(Records taken from a collection)
[BEGIN]

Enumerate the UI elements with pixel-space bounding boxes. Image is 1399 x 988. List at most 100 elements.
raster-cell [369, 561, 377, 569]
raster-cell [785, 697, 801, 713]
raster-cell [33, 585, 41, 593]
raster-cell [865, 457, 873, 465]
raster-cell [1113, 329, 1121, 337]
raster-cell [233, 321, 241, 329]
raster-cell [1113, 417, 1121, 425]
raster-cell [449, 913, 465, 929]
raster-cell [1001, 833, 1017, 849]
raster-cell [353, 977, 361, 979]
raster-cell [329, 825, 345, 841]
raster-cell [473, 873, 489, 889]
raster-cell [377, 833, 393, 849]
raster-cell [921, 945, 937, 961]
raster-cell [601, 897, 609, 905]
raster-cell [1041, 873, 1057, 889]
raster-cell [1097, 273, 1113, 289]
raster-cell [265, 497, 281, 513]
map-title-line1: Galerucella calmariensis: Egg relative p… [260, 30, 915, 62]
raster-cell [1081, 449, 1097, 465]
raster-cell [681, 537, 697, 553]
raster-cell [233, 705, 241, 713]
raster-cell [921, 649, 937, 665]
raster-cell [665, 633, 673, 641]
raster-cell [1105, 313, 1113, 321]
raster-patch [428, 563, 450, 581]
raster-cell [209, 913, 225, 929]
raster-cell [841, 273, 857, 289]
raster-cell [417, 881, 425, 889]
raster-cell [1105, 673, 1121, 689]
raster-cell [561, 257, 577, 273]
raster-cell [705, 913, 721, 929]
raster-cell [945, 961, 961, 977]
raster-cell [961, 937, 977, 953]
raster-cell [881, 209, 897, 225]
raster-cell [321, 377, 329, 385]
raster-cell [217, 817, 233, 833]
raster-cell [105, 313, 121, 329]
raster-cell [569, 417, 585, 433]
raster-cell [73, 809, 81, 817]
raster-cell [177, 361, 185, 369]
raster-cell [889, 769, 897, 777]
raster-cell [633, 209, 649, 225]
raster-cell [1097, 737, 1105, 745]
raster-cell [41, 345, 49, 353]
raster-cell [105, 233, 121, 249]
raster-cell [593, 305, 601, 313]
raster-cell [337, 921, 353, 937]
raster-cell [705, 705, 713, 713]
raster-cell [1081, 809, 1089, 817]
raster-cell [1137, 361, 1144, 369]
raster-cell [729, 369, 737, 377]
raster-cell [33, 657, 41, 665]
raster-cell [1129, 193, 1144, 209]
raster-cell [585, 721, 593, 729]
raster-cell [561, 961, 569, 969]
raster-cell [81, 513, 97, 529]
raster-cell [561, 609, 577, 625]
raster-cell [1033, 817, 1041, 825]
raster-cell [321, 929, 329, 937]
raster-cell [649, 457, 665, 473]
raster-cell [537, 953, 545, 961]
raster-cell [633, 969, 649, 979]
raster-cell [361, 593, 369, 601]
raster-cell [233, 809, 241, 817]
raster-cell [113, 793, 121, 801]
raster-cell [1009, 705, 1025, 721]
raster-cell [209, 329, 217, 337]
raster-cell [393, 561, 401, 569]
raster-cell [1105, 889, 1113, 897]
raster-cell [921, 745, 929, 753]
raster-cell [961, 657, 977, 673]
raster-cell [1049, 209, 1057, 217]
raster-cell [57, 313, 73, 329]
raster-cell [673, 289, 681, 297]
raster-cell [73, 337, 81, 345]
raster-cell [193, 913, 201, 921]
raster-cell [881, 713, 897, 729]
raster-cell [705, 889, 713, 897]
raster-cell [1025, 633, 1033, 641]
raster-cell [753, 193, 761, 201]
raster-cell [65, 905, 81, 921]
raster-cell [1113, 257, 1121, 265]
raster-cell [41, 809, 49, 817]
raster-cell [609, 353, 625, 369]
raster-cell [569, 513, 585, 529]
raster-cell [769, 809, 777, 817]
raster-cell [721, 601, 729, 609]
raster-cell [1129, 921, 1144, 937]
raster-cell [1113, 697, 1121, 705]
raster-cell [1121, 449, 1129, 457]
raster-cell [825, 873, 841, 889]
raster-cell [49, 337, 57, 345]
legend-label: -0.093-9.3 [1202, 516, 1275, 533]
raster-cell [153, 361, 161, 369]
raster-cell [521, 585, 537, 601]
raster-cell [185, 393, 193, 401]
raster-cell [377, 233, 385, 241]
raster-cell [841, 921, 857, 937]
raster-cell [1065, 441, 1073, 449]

[END]

▶ [INSTRUCTIONS FOR THE TASK]: Copy everything from the start of the listing down to the line that contains "raster-cell [865, 457, 873, 465]", including both of those lines. Keep each line unchanged.

▶ [OUTPUT]:
Enumerate the UI elements with pixel-space bounding boxes. Image is 1399 x 988. List at most 100 elements.
raster-cell [369, 561, 377, 569]
raster-cell [785, 697, 801, 713]
raster-cell [33, 585, 41, 593]
raster-cell [865, 457, 873, 465]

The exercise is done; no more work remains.